§ DATA TO PROCESS:
────────────────────────────────────────
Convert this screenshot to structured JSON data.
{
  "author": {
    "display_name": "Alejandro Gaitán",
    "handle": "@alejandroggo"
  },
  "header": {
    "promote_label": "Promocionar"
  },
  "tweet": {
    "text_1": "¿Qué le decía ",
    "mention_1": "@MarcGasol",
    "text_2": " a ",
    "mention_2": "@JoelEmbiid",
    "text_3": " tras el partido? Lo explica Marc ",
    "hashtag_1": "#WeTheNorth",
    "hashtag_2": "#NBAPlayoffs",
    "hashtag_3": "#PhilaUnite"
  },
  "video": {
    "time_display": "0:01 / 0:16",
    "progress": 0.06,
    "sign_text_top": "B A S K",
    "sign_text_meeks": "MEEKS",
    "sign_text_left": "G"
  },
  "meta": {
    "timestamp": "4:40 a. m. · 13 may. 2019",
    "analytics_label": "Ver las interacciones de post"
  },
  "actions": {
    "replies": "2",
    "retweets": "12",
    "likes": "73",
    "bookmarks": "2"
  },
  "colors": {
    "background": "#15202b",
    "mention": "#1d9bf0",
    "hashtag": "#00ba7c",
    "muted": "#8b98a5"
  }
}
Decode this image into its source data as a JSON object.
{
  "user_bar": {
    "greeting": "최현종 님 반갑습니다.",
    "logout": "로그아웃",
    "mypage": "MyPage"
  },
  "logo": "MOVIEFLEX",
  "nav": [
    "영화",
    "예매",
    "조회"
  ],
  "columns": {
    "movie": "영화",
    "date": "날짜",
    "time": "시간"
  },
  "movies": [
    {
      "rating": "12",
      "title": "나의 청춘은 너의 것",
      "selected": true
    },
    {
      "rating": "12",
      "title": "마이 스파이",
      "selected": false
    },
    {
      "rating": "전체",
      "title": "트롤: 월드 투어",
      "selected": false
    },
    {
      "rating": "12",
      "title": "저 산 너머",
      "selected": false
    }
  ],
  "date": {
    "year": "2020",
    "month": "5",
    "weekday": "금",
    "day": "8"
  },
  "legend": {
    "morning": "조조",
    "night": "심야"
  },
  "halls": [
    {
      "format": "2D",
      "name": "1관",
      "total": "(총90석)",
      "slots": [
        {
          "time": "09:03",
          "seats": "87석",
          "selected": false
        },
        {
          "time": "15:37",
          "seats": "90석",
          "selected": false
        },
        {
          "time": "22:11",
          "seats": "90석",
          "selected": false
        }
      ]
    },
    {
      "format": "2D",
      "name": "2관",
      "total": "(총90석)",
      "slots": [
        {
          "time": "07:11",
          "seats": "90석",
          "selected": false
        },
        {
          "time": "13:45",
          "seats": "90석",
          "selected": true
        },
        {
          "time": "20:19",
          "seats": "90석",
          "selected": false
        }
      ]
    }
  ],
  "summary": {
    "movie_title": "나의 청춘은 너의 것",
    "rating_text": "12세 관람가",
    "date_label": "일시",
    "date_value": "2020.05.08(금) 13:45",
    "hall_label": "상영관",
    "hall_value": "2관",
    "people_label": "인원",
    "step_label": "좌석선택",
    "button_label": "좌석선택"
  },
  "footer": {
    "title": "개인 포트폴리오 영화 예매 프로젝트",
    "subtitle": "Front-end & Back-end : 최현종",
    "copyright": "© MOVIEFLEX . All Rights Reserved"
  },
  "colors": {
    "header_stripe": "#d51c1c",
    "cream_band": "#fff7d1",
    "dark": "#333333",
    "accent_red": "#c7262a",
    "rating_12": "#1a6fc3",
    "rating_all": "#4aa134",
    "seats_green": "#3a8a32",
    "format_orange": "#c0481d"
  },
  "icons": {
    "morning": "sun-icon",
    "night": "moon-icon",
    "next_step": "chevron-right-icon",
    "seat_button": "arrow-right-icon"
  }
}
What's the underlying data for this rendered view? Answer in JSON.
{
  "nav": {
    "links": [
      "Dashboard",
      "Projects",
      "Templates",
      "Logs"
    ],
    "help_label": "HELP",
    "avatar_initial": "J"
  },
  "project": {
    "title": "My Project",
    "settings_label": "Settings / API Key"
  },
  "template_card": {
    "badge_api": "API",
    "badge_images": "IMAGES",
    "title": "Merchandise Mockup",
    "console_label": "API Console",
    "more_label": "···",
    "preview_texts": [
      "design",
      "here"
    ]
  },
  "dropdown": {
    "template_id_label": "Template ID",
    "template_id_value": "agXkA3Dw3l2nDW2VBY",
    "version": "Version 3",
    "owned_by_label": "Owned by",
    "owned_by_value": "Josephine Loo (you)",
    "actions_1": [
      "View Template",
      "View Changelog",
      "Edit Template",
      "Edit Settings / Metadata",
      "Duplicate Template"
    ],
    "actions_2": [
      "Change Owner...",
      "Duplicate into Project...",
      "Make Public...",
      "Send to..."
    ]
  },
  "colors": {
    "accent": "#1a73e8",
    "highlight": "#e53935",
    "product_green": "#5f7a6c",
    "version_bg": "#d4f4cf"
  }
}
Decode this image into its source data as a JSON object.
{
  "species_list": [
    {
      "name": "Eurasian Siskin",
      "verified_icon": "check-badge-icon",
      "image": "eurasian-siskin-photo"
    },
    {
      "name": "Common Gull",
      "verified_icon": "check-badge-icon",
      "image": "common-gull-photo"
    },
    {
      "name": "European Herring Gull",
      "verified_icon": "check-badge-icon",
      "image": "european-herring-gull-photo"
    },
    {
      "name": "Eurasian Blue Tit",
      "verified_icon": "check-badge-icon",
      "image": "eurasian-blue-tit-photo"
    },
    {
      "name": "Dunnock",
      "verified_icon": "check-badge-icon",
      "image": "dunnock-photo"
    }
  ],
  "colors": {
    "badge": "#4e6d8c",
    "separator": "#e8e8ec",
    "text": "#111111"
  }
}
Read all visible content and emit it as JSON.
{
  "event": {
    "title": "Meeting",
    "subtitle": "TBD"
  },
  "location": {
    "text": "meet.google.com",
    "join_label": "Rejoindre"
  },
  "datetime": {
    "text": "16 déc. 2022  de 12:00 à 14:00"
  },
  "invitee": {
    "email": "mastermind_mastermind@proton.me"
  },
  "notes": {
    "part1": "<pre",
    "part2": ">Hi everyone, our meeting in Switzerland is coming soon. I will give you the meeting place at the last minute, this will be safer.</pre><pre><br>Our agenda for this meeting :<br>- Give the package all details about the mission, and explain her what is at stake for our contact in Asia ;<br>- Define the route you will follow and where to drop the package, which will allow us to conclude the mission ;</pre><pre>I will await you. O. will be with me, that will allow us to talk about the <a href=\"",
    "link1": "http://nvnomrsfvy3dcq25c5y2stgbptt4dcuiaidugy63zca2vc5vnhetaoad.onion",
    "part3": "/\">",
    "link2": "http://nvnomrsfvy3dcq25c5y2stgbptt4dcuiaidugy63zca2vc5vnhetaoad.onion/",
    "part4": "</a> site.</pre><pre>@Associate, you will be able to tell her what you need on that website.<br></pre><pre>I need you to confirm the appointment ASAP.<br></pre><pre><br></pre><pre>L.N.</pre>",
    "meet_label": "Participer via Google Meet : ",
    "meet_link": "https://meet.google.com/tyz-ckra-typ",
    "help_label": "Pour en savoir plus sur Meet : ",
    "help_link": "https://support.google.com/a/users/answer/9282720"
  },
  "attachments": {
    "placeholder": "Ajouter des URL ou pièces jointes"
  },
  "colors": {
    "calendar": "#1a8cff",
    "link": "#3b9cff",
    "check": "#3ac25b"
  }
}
────────────────────────────────────────
§ GOAL OF THE EXERCISE:
Send back each record exactly as it stands.

§ WRITTEN ANSWER:
Convert this screenshot to structured JSON data.
{
  "author": {
    "display_name": "Alejandro Gaitán",
    "handle": "@alejandroggo"
  },
  "header": {
    "promote_label": "Promocionar"
  },
  "tweet": {
    "text_1": "¿Qué le decía ",
    "mention_1": "@MarcGasol",
    "text_2": " a ",
    "mention_2": "@JoelEmbiid",
    "text_3": " tras el partido? Lo explica Marc ",
    "hashtag_1": "#WeTheNorth",
    "hashtag_2": "#NBAPlayoffs",
    "hashtag_3": "#PhilaUnite"
  },
  "video": {
    "time_display": "0:01 / 0:16",
    "progress": 0.06,
    "sign_text_top": "B A S K",
    "sign_text_meeks": "MEEKS",
    "sign_text_left": "G"
  },
  "meta": {
    "timestamp": "4:40 a. m. · 13 may. 2019",
    "analytics_label": "Ver las interacciones de post"
  },
  "actions": {
    "replies": "2",
    "retweets": "12",
    "likes": "73",
    "bookmarks": "2"
  },
  "colors": {
    "background": "#15202b",
    "mention": "#1d9bf0",
    "hashtag": "#00ba7c",
    "muted": "#8b98a5"
  }
}
Decode this image into its source data as a JSON object.
{
  "user_bar": {
    "greeting": "최현종 님 반갑습니다.",
    "logout": "로그아웃",
    "mypage": "MyPage"
  },
  "logo": "MOVIEFLEX",
  "nav": [
    "영화",
    "예매",
    "조회"
  ],
  "columns": {
    "movie": "영화",
    "date": "날짜",
    "time": "시간"
  },
  "movies": [
    {
      "rating": "12",
      "title": "나의 청춘은 너의 것",
      "selected": true
    },
    {
      "rating": "12",
      "title": "마이 스파이",
      "selected": false
    },
    {
      "rating": "전체",
      "title": "트롤: 월드 투어",
      "selected": false
    },
    {
      "rating": "12",
      "title": "저 산 너머",
      "selected": false
    }
  ],
  "date": {
    "year": "2020",
    "month": "5",
    "weekday": "금",
    "day": "8"
  },
  "legend": {
    "morning": "조조",
    "night": "심야"
  },
  "halls": [
    {
      "format": "2D",
      "name": "1관",
      "total": "(총90석)",
      "slots": [
        {
          "time": "09:03",
          "seats": "87석",
          "selected": false
        },
        {
          "time": "15:37",
          "seats": "90석",
          "selected": false
        },
        {
          "time": "22:11",
          "seats": "90석",
          "selected": false
        }
      ]
    },
    {
      "format": "2D",
      "name": "2관",
      "total": "(총90석)",
      "slots": [
        {
          "time": "07:11",
          "seats": "90석",
          "selected": false
        },
        {
          "time": "13:45",
          "seats": "90석",
          "selected": true
        },
        {
          "time": "20:19",
          "seats": "90석",
          "selected": false
        }
      ]
    }
  ],
  "summary": {
    "movie_title": "나의 청춘은 너의 것",
    "rating_text": "12세 관람가",
    "date_label": "일시",
    "date_value": "2020.05.08(금) 13:45",
    "hall_label": "상영관",
    "hall_value": "2관",
    "people_label": "인원",
    "step_label": "좌석선택",
    "button_label": "좌석선택"
  },
  "footer": {
    "title": "개인 포트폴리오 영화 예매 프로젝트",
    "subtitle": "Front-end & Back-end : 최현종",
    "copyright": "© MOVIEFLEX . All Rights Reserved"
  },
  "colors": {
    "header_stripe": "#d51c1c",
    "cream_band": "#fff7d1",
    "dark": "#333333",
    "accent_red": "#c7262a",
    "rating_12": "#1a6fc3",
    "rating_all": "#4aa134",
    "seats_green": "#3a8a32",
    "format_orange": "#c0481d"
  },
  "icons": {
    "morning": "sun-icon",
    "night": "moon-icon",
    "next_step": "chevron-right-icon",
    "seat_button": "arrow-right-icon"
  }
}
What's the underlying data for this rendered view? Answer in JSON.
{
  "nav": {
    "links": [
      "Dashboard",
      "Projects",
      "Templates",
      "Logs"
    ],
    "help_label": "HELP",
    "avatar_initial": "J"
  },
  "project": {
    "title": "My Project",
    "settings_label": "Settings / API Key"
  },
  "template_card": {
    "badge_api": "API",
    "badge_images": "IMAGES",
    "title": "Merchandise Mockup",
    "console_label": "API Console",
    "more_label": "···",
    "preview_texts": [
      "design",
      "here"
    ]
  },
  "dropdown": {
    "template_id_label": "Template ID",
    "template_id_value": "agXkA3Dw3l2nDW2VBY",
    "version": "Version 3",
    "owned_by_label": "Owned by",
    "owned_by_value": "Josephine Loo (you)",
    "actions_1": [
      "View Template",
      "View Changelog",
      "Edit Template",
      "Edit Settings / Metadata",
      "Duplicate Template"
    ],
    "actions_2": [
      "Change Owner...",
      "Duplicate into Project...",
      "Make Public...",
      "Send to..."
    ]
  },
  "colors": {
    "accent": "#1a73e8",
    "highlight": "#e53935",
    "product_green": "#5f7a6c",
    "version_bg": "#d4f4cf"
  }
}
Decode this image into its source data as a JSON object.
{
  "species_list": [
    {
      "name": "Eurasian Siskin",
      "verified_icon": "check-badge-icon",
      "image": "eurasian-siskin-photo"
    },
    {
      "name": "Common Gull",
      "verified_icon": "check-badge-icon",
      "image": "common-gull-photo"
    },
    {
      "name": "European Herring Gull",
      "verified_icon": "check-badge-icon",
      "image": "european-herring-gull-photo"
    },
    {
      "name": "Eurasian Blue Tit",
      "verified_icon": "check-badge-icon",
      "image": "eurasian-blue-tit-photo"
    },
    {
      "name": "Dunnock",
      "verified_icon": "check-badge-icon",
      "image": "dunnock-photo"
    }
  ],
  "colors": {
    "badge": "#4e6d8c",
    "separator": "#e8e8ec",
    "text": "#111111"
  }
}
Read all visible content and emit it as JSON.
{
  "event": {
    "title": "Meeting",
    "subtitle": "TBD"
  },
  "location": {
    "text": "meet.google.com",
    "join_label": "Rejoindre"
  },
  "datetime": {
    "text": "16 déc. 2022  de 12:00 à 14:00"
  },
  "invitee": {
    "email": "mastermind_mastermind@proton.me"
  },
  "notes": {
    "part1": "<pre",
    "part2": ">Hi everyone, our meeting in Switzerland is coming soon. I will give you the meeting place at the last minute, this will be safer.</pre><pre><br>Our agenda for this meeting :<br>- Give the package all details about the mission, and explain her what is at stake for our contact in Asia ;<br>- Define the route you will follow and where to drop the package, which will allow us to conclude the mission ;</pre><pre>I will await you. O. will be with me, that will allow us to talk about the <a href=\"",
    "link1": "http://nvnomrsfvy3dcq25c5y2stgbptt4dcuiaidugy63zca2vc5vnhetaoad.onion",
    "part3": "/\">",
    "link2": "http://nvnomrsfvy3dcq25c5y2stgbptt4dcuiaidugy63zca2vc5vnhetaoad.onion/",
    "part4": "</a> site.</pre><pre>@Associate, you will be able to tell her what you need on that website.<br></pre><pre>I need you to confirm the appointment ASAP.<br></pre><pre><br></pre><pre>L.N.</pre>",
    "meet_label": "Participer via Google Meet : ",
    "meet_link": "https://meet.google.com/tyz-ckra-typ",
    "help_label": "Pour en savoir plus sur Meet : ",
    "help_link": "https://support.google.com/a/users/answer/9282720"
  },
  "attachments": {
    "placeholder": "Ajouter des URL ou pièces jointes"
  },
  "colors": {
    "calendar": "#1a8cff",
    "link": "#3b9cff",
    "check": "#3ac25b"
  }
}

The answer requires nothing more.